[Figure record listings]
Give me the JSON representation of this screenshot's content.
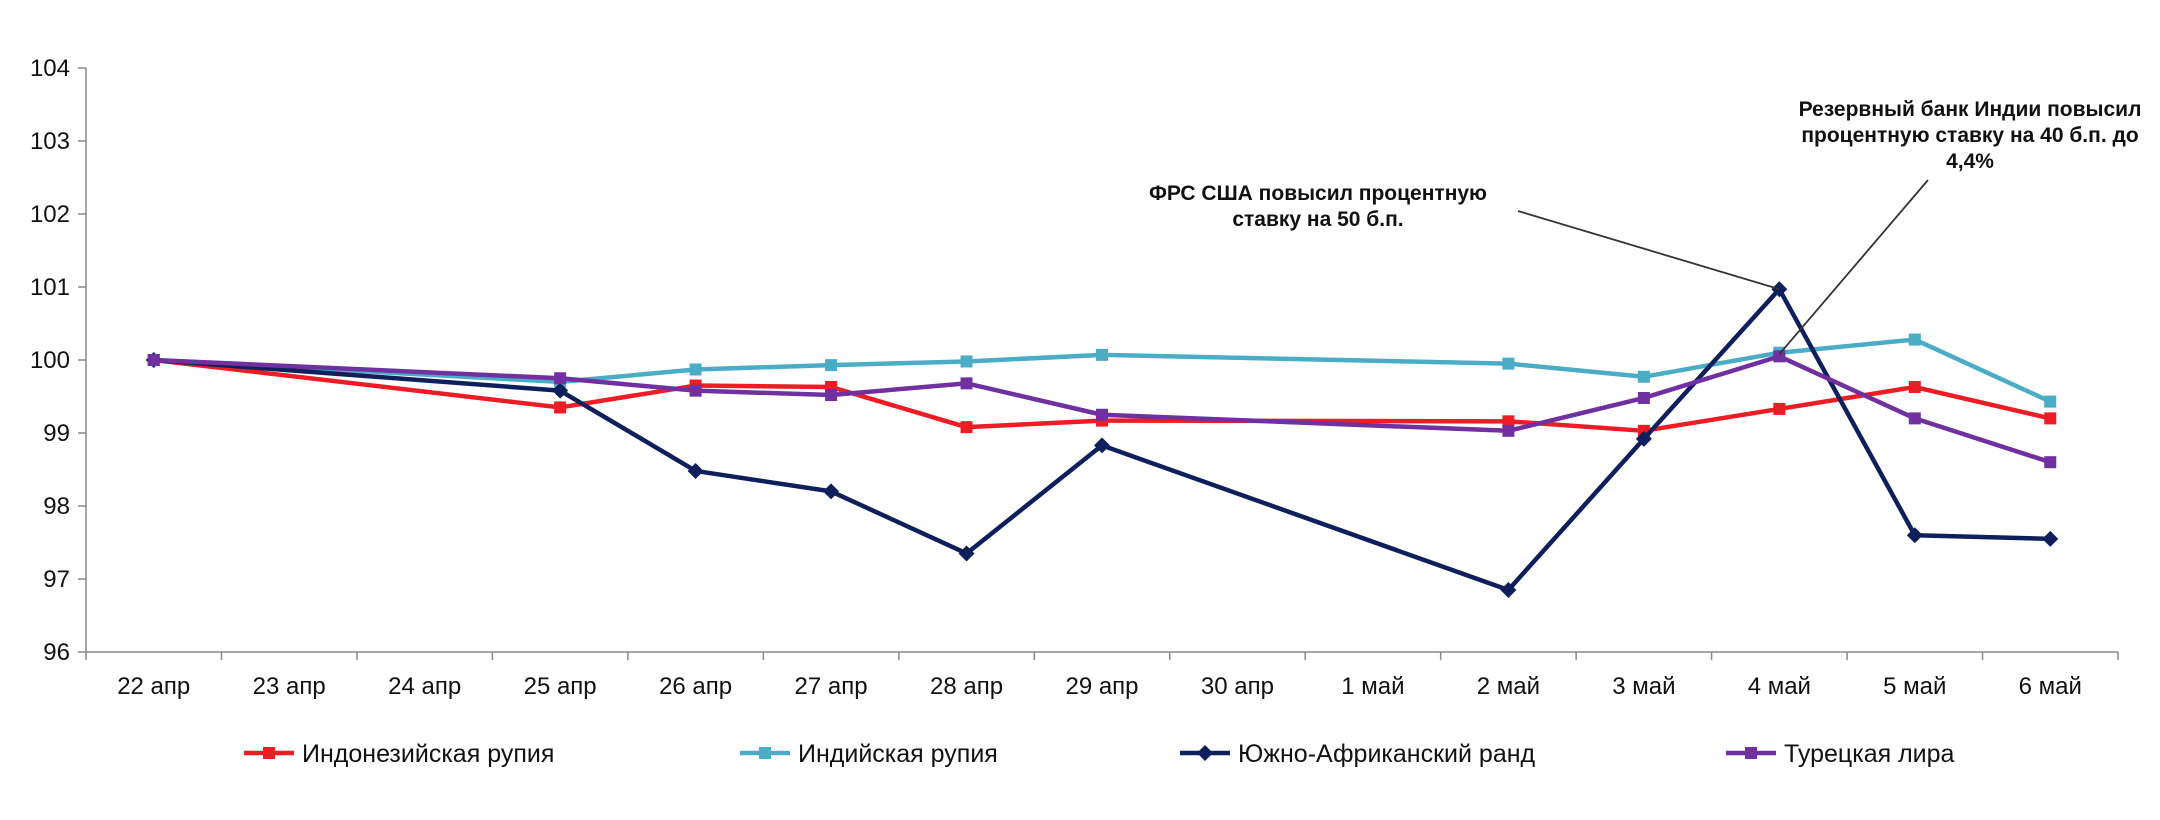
{
  "chart_data": {
    "type": "line",
    "categories": [
      "22 апр",
      "23 апр",
      "24 апр",
      "25 апр",
      "26 апр",
      "27 апр",
      "28 апр",
      "29 апр",
      "30 апр",
      "1 май",
      "2 май",
      "3 май",
      "4 май",
      "5 май",
      "6 май"
    ],
    "ylim": [
      96,
      104
    ],
    "yticks": [
      "96",
      "97",
      "98",
      "99",
      "100",
      "101",
      "102",
      "103",
      "104"
    ],
    "grid": false,
    "legend_position": "bottom",
    "series": [
      {
        "name": "Индонезийская рупия",
        "color": "#ee1c25",
        "marker": "square",
        "values": [
          100,
          null,
          null,
          99.35,
          99.65,
          99.63,
          99.08,
          99.17,
          null,
          null,
          99.16,
          99.03,
          99.33,
          99.63,
          99.2
        ]
      },
      {
        "name": "Индийская рупия",
        "color": "#4bacc6",
        "marker": "square",
        "values": [
          100,
          null,
          null,
          99.7,
          99.87,
          99.93,
          99.98,
          100.07,
          null,
          null,
          99.95,
          99.77,
          100.1,
          100.28,
          99.43
        ]
      },
      {
        "name": "Южно-Африканский ранд",
        "color": "#0f1f5c",
        "marker": "diamond",
        "values": [
          100,
          null,
          null,
          99.58,
          98.48,
          98.2,
          97.35,
          98.83,
          null,
          null,
          96.85,
          98.92,
          100.97,
          97.6,
          97.55
        ]
      },
      {
        "name": "Турецкая лира",
        "color": "#7030a0",
        "marker": "square",
        "values": [
          100,
          null,
          null,
          99.75,
          99.58,
          99.52,
          99.68,
          99.25,
          null,
          null,
          99.03,
          99.48,
          100.05,
          99.2,
          98.6
        ]
      }
    ],
    "annotations": [
      {
        "lines": [
          "ФРС США повысил процентную",
          "ставку на 50 б.п."
        ],
        "target_category": "4 май",
        "target_value": 100.97
      },
      {
        "lines": [
          "Резервный банк Индии повысил",
          "процентную ставку на 40 б.п. до",
          "4,4%"
        ],
        "target_category": "4 май",
        "target_value": 100.08
      }
    ]
  }
}
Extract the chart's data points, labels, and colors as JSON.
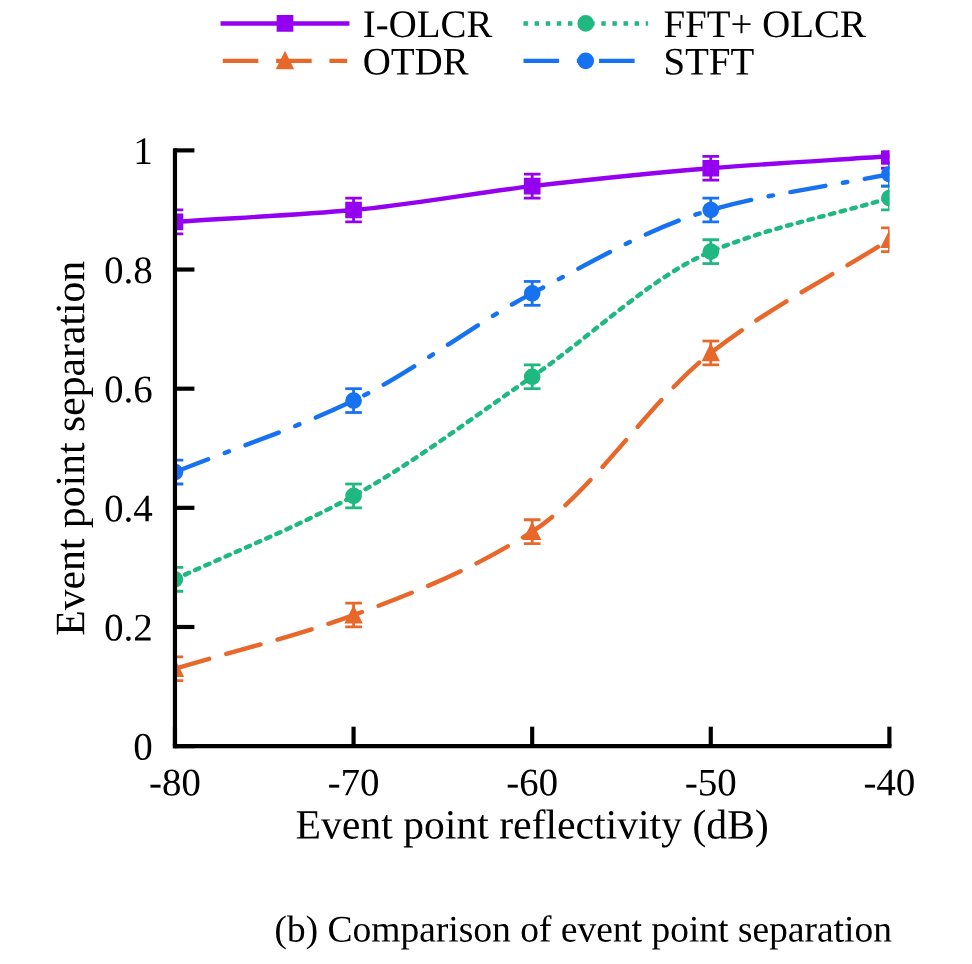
{
  "chart_data": {
    "type": "line",
    "xlabel": "Event point reflectivity (dB)",
    "ylabel": "Event point separation",
    "x": [
      -80,
      -70,
      -60,
      -50,
      -40
    ],
    "xlim": [
      -80,
      -40
    ],
    "xticks": [
      -80,
      -70,
      -60,
      -50,
      -40
    ],
    "ylim": [
      0,
      1
    ],
    "yticks": [
      0,
      0.2,
      0.4,
      0.6,
      0.8,
      1
    ],
    "grid": false,
    "legend": "top",
    "series": [
      {
        "name": "I-OLCR",
        "color": "#9400f0",
        "marker": "square",
        "line_style": "solid",
        "values": [
          0.88,
          0.9,
          0.94,
          0.97,
          0.99
        ],
        "errors": [
          0.02,
          0.02,
          0.02,
          0.02,
          0.02
        ]
      },
      {
        "name": "OTDR",
        "color": "#e8672a",
        "marker": "triangle",
        "line_style": "dashed",
        "values": [
          0.13,
          0.22,
          0.36,
          0.66,
          0.85
        ],
        "errors": [
          0.02,
          0.02,
          0.02,
          0.02,
          0.02
        ]
      },
      {
        "name": "FFT+ OLCR",
        "color": "#1fb880",
        "marker": "circle",
        "line_style": "dotted",
        "values": [
          0.28,
          0.42,
          0.62,
          0.83,
          0.92
        ],
        "errors": [
          0.02,
          0.02,
          0.02,
          0.02,
          0.02
        ]
      },
      {
        "name": "STFT",
        "color": "#1672f0",
        "marker": "circle",
        "line_style": "dashdot",
        "values": [
          0.46,
          0.58,
          0.76,
          0.9,
          0.96
        ],
        "errors": [
          0.02,
          0.02,
          0.02,
          0.02,
          0.02
        ]
      }
    ],
    "annotations": [
      "(b) Comparison of event point separation"
    ]
  }
}
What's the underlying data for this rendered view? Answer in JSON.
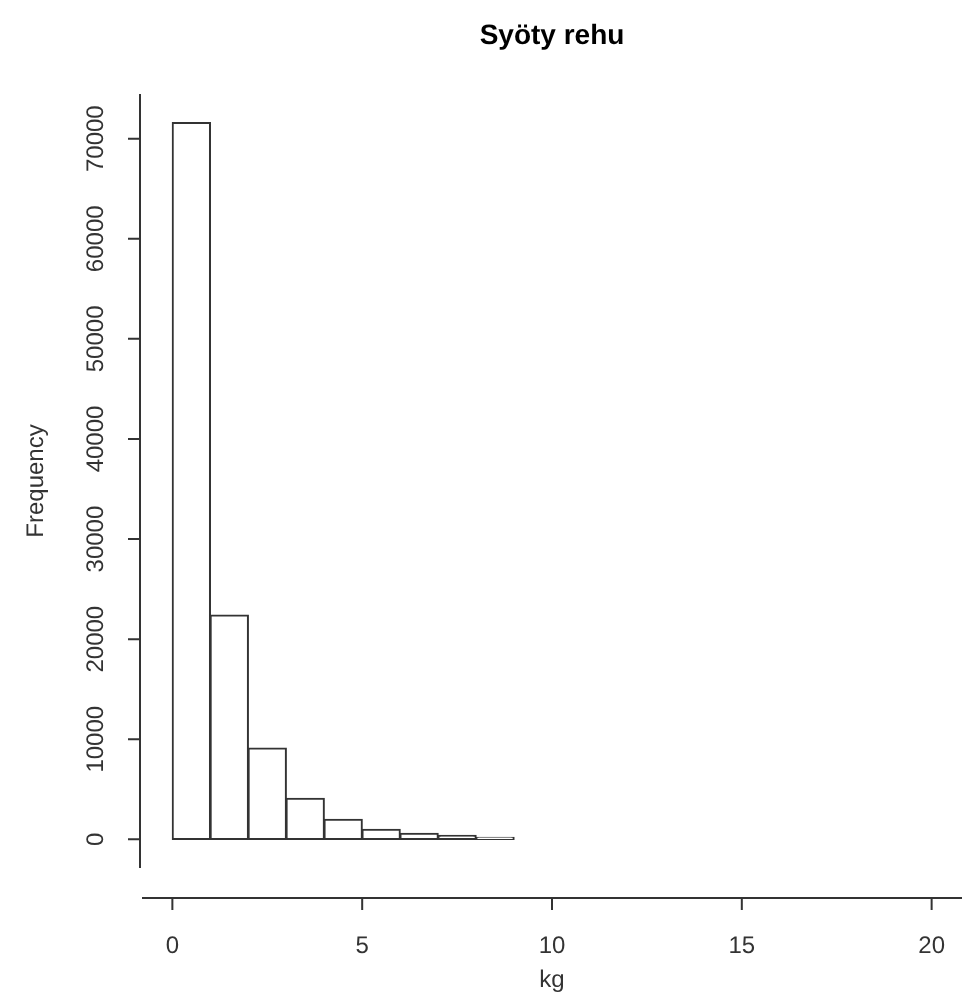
{
  "chart_data": {
    "type": "histogram",
    "title": "Syöty rehu",
    "xlabel": "kg",
    "ylabel": "Frequency",
    "bins": [
      0,
      1,
      2,
      3,
      4,
      5,
      6,
      7,
      8,
      9,
      10,
      11,
      12,
      13,
      14,
      15,
      16,
      17,
      18,
      19,
      20
    ],
    "values": [
      71600,
      22400,
      9100,
      4100,
      2000,
      1000,
      600,
      400,
      200,
      0,
      0,
      0,
      0,
      0,
      0,
      0,
      0,
      0,
      0,
      0
    ],
    "color": "#ffffff",
    "xlim": [
      -0.8,
      20.8
    ],
    "xticks": [
      0,
      5,
      10,
      15,
      20
    ],
    "ylim": [
      -2864,
      74464
    ],
    "yticks": [
      0,
      10000,
      20000,
      30000,
      40000,
      50000,
      60000,
      70000
    ],
    "legend": false
  }
}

▸ **Aim**
In the data above, find the line with "What's the underlying" and repeat it and every line after it through the end, exactly; leave the pictures out.

▸ **Task output**
What's the underlying data for this rendered view? Answer in JSON.
{
  "chart_data": {
    "type": "histogram",
    "title": "Syöty rehu",
    "xlabel": "kg",
    "ylabel": "Frequency",
    "bins": [
      0,
      1,
      2,
      3,
      4,
      5,
      6,
      7,
      8,
      9,
      10,
      11,
      12,
      13,
      14,
      15,
      16,
      17,
      18,
      19,
      20
    ],
    "values": [
      71600,
      22400,
      9100,
      4100,
      2000,
      1000,
      600,
      400,
      200,
      0,
      0,
      0,
      0,
      0,
      0,
      0,
      0,
      0,
      0,
      0
    ],
    "color": "#ffffff",
    "xlim": [
      -0.8,
      20.8
    ],
    "xticks": [
      0,
      5,
      10,
      15,
      20
    ],
    "ylim": [
      -2864,
      74464
    ],
    "yticks": [
      0,
      10000,
      20000,
      30000,
      40000,
      50000,
      60000,
      70000
    ],
    "legend": false
  }
}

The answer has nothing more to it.